REQUIREMENTS:
Write each record again exactly as it stands.

DATA EXCERPTS:
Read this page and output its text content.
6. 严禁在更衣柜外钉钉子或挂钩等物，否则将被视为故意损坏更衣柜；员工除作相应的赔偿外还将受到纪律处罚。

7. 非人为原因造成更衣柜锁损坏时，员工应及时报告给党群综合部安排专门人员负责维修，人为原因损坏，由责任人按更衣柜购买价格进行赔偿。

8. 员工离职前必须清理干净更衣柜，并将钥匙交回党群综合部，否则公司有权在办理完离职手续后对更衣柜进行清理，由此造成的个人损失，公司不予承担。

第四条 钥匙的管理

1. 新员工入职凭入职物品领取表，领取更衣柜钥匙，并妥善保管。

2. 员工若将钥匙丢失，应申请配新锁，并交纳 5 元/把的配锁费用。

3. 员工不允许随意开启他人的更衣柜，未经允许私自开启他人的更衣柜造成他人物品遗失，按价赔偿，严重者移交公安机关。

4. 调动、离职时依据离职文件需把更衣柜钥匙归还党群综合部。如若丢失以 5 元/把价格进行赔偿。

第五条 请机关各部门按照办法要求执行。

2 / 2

REPLY:
Read this page and output its text content.
6. 严禁在更衣柜外钉钉子或挂钩等物，否则将被视为故意损坏更衣柜；员工除作相应的赔偿外还将受到纪律处罚。

7. 非人为原因造成更衣柜锁损坏时，员工应及时报告给党群综合部安排专门人员负责维修，人为原因损坏，由责任人按更衣柜购买价格进行赔偿。

8. 员工离职前必须清理干净更衣柜，并将钥匙交回党群综合部，否则公司有权在办理完离职手续后对更衣柜进行清理，由此造成的个人损失，公司不予承担。

第四条 钥匙的管理

1. 新员工入职凭入职物品领取表，领取更衣柜钥匙，并妥善保管。

2. 员工若将钥匙丢失，应申请配新锁，并交纳 5 元/把的配锁费用。

3. 员工不允许随意开启他人的更衣柜，未经允许私自开启他人的更衣柜造成他人物品遗失，按价赔偿，严重者移交公安机关。

4. 调动、离职时依据离职文件需把更衣柜钥匙归还党群综合部。如若丢失以 5 元/把价格进行赔偿。

第五条 请机关各部门按照办法要求执行。

2 / 2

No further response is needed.